begin TEXT PASSAGE

The classes std::unary_function and std::binary_function are both designed to be inherited from but contain no virtual functions. This makes it too easy for a novice programmer to write code like binary_function<int, int, int> *p = new plus<int>; delete p;

There are two common ways to prevent this source of undefined behavior: give the base class a public virtual destructor, or give it a protected nonvirtual destructor. Since unary_function and binary_function have no other virtual functions, (note in particular the absence of an operator()() ), it would cost too much to give them public virtual destructors. Therefore, they should be given protected nonvirtual destructors.

end TEXT PASSAGE

TASKS TO COMPLETE =
1. According to the passage on the unary_function and binary_function destructors, what kind of destructor should these two classes be given?
2. Resume the passage on the unary_function and binary_function destructors from the point where it stops.

begin DATASET ROWS

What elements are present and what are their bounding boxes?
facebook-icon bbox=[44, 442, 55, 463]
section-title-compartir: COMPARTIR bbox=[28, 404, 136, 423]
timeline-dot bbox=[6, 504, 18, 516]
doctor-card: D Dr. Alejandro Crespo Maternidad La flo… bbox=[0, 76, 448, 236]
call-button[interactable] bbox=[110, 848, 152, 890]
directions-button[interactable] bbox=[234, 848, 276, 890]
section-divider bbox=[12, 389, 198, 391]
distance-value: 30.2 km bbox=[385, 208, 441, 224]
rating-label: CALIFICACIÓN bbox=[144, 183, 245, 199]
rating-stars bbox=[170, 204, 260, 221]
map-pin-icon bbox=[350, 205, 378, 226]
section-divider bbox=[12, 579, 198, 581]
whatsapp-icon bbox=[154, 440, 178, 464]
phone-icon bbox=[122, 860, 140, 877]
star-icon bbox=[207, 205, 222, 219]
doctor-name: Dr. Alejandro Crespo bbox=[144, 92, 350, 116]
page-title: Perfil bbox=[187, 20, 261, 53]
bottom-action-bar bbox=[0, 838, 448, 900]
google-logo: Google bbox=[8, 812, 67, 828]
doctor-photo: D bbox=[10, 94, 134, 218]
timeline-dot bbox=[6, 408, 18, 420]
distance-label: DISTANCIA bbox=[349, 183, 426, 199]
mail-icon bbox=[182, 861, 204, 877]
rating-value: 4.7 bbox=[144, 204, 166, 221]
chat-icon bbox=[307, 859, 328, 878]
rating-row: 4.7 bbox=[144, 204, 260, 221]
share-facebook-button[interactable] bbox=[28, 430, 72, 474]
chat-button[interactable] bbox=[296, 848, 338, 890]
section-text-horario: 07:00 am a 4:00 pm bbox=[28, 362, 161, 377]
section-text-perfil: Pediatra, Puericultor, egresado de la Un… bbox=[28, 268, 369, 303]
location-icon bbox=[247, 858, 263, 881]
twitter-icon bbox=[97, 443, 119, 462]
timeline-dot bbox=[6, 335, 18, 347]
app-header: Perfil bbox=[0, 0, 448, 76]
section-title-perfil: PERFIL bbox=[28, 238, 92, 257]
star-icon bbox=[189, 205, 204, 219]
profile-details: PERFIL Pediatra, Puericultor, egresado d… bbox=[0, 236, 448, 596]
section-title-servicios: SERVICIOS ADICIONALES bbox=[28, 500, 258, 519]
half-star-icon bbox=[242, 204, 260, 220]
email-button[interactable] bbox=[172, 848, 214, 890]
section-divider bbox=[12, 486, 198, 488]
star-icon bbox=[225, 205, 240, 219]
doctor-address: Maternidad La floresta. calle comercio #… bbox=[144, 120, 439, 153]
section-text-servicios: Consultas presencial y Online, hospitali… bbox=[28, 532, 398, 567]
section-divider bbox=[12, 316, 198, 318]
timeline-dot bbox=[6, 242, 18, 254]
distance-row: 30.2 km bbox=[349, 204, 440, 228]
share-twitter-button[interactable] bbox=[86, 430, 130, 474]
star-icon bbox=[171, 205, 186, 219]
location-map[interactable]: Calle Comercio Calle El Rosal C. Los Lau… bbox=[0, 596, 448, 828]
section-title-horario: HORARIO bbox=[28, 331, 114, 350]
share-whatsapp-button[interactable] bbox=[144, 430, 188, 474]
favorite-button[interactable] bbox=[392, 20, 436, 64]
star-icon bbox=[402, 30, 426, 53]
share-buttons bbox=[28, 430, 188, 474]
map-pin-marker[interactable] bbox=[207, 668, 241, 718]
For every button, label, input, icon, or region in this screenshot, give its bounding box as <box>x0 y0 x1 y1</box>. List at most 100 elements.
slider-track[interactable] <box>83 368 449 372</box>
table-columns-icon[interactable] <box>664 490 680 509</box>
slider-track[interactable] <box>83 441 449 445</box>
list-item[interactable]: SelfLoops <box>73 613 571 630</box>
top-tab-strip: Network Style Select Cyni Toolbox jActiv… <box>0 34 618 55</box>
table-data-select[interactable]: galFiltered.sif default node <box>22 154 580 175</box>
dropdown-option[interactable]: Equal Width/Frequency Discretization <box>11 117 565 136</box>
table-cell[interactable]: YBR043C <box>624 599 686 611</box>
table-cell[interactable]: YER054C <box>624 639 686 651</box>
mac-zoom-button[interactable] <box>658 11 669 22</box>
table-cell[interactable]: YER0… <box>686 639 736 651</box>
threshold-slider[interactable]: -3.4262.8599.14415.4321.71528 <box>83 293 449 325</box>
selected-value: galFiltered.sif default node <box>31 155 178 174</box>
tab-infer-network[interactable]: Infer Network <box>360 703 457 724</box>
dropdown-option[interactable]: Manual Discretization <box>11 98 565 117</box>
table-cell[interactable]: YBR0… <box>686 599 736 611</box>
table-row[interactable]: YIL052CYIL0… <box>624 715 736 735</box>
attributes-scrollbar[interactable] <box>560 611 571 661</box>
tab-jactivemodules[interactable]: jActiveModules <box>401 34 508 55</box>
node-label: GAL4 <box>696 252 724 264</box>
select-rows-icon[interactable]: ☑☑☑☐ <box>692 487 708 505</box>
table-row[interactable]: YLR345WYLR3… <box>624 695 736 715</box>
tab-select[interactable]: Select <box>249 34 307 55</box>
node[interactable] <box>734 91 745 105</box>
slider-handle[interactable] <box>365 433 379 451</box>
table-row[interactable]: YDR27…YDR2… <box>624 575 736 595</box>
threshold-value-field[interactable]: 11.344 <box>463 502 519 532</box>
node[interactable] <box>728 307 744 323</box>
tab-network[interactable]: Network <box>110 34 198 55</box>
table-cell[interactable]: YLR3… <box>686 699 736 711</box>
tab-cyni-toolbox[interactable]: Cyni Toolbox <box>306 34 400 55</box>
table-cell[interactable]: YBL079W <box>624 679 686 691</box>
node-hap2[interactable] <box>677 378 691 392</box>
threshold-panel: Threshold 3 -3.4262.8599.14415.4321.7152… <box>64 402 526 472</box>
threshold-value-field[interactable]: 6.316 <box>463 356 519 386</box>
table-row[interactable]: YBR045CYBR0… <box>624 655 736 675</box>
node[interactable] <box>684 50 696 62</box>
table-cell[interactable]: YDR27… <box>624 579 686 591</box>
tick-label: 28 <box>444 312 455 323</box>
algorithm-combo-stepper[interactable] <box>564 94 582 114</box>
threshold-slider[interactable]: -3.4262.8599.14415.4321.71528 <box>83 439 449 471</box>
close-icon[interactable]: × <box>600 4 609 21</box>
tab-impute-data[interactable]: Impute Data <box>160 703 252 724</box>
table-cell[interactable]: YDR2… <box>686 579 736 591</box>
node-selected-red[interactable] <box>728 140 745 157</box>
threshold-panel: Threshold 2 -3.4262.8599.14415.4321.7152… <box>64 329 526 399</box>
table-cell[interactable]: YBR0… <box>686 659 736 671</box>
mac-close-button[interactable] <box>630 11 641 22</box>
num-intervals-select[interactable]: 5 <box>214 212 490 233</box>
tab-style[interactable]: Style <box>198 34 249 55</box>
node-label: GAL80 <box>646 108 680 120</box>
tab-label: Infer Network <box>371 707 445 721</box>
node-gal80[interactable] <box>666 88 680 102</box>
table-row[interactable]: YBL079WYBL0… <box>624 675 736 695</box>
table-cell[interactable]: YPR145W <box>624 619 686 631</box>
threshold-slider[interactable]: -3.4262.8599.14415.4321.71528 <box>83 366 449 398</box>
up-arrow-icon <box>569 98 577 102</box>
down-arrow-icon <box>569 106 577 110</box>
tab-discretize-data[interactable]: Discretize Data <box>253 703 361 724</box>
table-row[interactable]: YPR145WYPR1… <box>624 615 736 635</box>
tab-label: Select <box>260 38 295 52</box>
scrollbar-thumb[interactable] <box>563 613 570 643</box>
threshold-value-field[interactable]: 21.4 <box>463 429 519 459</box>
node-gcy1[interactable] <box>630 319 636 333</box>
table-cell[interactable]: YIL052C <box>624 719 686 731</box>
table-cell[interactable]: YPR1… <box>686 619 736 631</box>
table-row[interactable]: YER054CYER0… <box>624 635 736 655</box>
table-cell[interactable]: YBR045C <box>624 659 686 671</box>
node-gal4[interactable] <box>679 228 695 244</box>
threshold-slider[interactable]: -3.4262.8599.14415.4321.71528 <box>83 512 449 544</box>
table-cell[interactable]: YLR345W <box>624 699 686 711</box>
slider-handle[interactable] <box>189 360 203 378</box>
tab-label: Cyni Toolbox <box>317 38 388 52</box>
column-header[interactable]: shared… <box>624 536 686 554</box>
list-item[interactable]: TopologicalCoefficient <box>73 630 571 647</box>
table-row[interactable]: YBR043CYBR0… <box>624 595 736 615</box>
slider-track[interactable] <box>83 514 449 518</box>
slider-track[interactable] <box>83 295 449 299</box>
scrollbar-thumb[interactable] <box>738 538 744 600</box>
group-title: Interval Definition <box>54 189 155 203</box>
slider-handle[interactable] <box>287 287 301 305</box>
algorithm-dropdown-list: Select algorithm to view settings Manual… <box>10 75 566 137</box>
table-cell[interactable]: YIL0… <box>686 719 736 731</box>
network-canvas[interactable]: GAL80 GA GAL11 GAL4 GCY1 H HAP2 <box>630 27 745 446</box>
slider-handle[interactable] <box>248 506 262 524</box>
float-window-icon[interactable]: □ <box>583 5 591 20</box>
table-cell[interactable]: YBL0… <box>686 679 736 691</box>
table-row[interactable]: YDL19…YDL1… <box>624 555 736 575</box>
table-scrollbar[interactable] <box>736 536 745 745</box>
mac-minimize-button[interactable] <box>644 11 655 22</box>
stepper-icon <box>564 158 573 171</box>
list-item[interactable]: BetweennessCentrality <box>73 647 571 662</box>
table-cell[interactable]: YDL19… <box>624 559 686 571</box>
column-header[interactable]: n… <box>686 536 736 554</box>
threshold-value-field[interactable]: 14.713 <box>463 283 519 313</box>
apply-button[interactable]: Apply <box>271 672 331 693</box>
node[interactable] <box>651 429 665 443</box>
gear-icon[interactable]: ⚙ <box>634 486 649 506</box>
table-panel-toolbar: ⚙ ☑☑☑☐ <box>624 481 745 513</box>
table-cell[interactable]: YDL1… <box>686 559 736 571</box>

end DATASET ROWS

PER-TASK OUTPUTS =
1. Protected nonvirtual destructors.

2.
Proposed resolution:

Change Paragraph 20.3.1 of the Standard from

    template <class Arg, class Result>
    struct unary_function {
        typedef Arg argument_type;
        typedef Result result_type;
    };

    template <class Arg1, class Arg2, class Result>
    struct binary_function {
        typedef Arg1 first_argument_type;
        typedef Arg2 second_argument_type;
        typedef Result result_type;
    };

to

    template <class Arg, class Result>
        struct unary_function {
        typedef Arg argument_type;
        typedef Result result_type;
    protected:
        ~unary_function() {}
    };

    template <class Arg1, class Arg2, class Result>
    struct binary_function {
        typedef Arg1 first_argument_type;
        typedef Arg2 second_argument_type;
        typedef Result result_type;
    protected:
        ~binary_function() {}
    };

Rationale:

The LWG doesn't believe the existing definition causes anybody any concrete harm.